(Data entries)
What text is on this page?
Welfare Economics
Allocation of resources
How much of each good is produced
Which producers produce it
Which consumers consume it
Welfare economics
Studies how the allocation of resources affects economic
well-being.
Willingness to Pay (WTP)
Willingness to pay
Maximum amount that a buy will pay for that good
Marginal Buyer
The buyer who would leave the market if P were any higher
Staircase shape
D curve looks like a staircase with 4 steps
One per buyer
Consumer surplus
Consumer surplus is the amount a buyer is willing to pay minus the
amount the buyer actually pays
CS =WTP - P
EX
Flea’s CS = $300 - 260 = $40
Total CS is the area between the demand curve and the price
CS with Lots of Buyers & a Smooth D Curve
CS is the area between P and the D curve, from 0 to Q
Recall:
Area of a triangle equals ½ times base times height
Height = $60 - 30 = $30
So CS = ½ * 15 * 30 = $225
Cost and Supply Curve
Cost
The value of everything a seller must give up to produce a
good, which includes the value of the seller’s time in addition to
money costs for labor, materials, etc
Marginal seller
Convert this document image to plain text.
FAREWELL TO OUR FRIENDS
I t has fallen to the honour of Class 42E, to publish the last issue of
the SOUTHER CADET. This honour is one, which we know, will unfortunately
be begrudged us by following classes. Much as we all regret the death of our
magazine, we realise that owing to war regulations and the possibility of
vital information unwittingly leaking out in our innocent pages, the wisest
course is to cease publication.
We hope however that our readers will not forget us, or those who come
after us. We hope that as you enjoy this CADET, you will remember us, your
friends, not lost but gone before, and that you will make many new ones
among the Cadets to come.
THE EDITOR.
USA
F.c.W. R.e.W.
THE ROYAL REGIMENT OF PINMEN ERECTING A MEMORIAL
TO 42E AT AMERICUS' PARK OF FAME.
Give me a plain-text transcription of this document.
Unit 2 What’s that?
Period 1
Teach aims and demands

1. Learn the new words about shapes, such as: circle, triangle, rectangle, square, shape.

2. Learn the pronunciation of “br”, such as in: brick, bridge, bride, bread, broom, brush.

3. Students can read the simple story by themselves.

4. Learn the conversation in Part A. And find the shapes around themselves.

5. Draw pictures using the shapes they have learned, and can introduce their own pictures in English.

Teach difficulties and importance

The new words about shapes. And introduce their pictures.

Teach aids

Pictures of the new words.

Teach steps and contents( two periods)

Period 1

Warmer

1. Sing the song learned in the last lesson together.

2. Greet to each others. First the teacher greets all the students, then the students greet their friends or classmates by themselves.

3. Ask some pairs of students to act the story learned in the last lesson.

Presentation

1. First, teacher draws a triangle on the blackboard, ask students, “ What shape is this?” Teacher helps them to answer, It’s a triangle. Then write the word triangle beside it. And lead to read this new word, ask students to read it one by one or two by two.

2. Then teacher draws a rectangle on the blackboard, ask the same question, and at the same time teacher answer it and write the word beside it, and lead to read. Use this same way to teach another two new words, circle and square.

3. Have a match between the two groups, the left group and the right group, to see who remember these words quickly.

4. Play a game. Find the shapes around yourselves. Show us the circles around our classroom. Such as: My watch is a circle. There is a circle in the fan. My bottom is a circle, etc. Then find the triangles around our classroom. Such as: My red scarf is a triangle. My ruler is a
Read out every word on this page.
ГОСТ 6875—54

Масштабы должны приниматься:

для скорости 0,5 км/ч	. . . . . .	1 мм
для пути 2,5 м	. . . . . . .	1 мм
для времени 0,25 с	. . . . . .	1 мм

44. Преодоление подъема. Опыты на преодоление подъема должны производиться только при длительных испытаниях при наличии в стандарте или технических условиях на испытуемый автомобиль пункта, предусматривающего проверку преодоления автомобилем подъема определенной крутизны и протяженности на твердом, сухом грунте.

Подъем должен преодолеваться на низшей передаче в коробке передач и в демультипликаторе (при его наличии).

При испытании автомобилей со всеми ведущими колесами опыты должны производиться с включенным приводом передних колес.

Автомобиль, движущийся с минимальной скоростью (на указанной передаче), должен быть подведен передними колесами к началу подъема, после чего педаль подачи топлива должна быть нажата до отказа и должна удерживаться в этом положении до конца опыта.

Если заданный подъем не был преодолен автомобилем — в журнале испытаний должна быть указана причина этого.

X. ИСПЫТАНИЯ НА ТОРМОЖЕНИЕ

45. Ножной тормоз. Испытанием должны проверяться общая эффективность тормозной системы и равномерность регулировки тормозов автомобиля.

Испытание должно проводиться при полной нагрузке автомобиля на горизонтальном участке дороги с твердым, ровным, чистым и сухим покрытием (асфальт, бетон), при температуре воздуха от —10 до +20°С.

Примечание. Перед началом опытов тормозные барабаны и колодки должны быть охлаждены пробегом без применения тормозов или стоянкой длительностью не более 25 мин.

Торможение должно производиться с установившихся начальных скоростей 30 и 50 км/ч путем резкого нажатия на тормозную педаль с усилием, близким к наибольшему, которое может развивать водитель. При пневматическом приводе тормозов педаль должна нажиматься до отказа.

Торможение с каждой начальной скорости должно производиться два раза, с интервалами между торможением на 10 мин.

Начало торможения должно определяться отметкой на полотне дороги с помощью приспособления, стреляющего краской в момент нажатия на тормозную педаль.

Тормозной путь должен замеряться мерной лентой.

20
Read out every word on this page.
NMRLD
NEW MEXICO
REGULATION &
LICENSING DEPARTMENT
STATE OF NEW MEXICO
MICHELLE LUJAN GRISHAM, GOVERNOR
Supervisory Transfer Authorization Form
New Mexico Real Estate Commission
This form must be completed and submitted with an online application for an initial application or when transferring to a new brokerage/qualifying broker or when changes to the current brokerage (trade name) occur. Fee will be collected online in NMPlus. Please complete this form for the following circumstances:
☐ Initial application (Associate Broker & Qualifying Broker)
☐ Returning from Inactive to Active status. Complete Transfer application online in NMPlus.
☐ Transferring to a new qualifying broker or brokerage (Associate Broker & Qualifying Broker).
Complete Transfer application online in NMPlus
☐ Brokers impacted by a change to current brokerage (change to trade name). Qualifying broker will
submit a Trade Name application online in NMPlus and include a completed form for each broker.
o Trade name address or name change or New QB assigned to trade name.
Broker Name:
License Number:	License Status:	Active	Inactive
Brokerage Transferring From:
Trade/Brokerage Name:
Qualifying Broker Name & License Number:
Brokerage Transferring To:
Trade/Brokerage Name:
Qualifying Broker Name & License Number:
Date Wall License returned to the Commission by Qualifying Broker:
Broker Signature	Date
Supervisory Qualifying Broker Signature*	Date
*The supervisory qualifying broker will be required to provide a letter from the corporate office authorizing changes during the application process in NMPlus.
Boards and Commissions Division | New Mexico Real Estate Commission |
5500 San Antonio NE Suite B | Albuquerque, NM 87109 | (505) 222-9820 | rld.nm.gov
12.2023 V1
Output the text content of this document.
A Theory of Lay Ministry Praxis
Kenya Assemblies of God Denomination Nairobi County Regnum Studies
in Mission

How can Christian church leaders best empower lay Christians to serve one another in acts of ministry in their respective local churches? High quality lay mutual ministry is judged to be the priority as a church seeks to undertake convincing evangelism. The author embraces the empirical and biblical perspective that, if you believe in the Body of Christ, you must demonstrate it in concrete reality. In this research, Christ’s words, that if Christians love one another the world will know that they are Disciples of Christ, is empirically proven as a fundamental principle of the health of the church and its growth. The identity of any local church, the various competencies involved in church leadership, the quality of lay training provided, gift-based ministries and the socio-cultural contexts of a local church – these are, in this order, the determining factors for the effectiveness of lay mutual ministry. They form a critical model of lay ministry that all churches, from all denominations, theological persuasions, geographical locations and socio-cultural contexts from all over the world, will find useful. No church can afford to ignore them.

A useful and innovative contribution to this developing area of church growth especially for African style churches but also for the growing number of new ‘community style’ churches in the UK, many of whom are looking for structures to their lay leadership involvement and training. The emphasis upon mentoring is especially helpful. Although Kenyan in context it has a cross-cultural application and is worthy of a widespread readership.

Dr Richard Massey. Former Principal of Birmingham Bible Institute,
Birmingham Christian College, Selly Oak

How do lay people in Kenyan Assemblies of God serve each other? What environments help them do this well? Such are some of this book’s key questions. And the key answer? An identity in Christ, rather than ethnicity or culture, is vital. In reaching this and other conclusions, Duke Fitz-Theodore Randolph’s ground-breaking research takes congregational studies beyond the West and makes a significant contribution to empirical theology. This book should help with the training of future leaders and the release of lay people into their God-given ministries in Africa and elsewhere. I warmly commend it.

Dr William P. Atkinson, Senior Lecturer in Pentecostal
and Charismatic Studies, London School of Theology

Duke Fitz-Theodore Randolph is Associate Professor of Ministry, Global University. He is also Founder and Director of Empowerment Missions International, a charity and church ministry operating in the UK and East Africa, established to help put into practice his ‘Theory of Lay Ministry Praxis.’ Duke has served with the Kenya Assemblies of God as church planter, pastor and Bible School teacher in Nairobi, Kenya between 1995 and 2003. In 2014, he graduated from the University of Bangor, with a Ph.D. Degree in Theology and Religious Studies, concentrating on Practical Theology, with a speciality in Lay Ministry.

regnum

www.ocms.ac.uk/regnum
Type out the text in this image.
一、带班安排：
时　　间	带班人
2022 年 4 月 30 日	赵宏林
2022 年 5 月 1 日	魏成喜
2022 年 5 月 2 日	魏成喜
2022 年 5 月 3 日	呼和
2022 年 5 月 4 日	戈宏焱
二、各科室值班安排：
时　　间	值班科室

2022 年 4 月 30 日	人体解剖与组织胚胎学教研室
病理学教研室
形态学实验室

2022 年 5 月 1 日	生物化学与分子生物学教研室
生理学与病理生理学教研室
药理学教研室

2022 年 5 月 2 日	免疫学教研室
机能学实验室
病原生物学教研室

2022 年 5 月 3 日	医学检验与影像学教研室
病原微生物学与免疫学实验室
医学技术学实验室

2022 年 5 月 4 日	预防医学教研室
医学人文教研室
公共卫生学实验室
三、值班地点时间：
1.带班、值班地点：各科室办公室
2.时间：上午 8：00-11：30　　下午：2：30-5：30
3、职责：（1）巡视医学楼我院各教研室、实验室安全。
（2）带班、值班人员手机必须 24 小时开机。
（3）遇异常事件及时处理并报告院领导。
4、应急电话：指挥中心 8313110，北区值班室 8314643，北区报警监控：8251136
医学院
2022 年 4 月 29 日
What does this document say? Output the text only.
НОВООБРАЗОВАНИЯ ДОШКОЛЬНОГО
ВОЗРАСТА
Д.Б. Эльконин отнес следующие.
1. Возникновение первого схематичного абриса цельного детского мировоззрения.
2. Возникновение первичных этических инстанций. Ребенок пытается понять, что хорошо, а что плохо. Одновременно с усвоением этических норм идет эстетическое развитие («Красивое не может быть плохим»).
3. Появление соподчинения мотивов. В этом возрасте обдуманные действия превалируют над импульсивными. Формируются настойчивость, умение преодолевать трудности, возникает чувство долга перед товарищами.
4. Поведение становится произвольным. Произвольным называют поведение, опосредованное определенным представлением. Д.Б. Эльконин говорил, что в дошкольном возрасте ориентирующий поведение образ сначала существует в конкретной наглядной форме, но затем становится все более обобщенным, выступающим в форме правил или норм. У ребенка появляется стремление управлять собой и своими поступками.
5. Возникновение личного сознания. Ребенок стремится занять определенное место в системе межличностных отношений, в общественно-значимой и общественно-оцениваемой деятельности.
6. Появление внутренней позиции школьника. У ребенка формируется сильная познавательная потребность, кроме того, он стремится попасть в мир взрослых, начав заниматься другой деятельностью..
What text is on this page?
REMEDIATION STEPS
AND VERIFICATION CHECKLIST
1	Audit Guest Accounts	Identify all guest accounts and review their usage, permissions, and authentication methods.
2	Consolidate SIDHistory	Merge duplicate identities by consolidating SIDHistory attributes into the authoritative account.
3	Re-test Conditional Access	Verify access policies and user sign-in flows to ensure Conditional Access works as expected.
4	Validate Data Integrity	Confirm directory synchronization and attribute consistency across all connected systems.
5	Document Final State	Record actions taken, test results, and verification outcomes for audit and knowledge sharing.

**Exercise**
Each line with the string "скорости" in it needs to be found and copied.

**The response**
для скорости 0,5 км/ч	. . . . . .	1 мм
Торможение с каждой начальной скорости должно производиться два раза, с интервалами между торможением на 10 мин.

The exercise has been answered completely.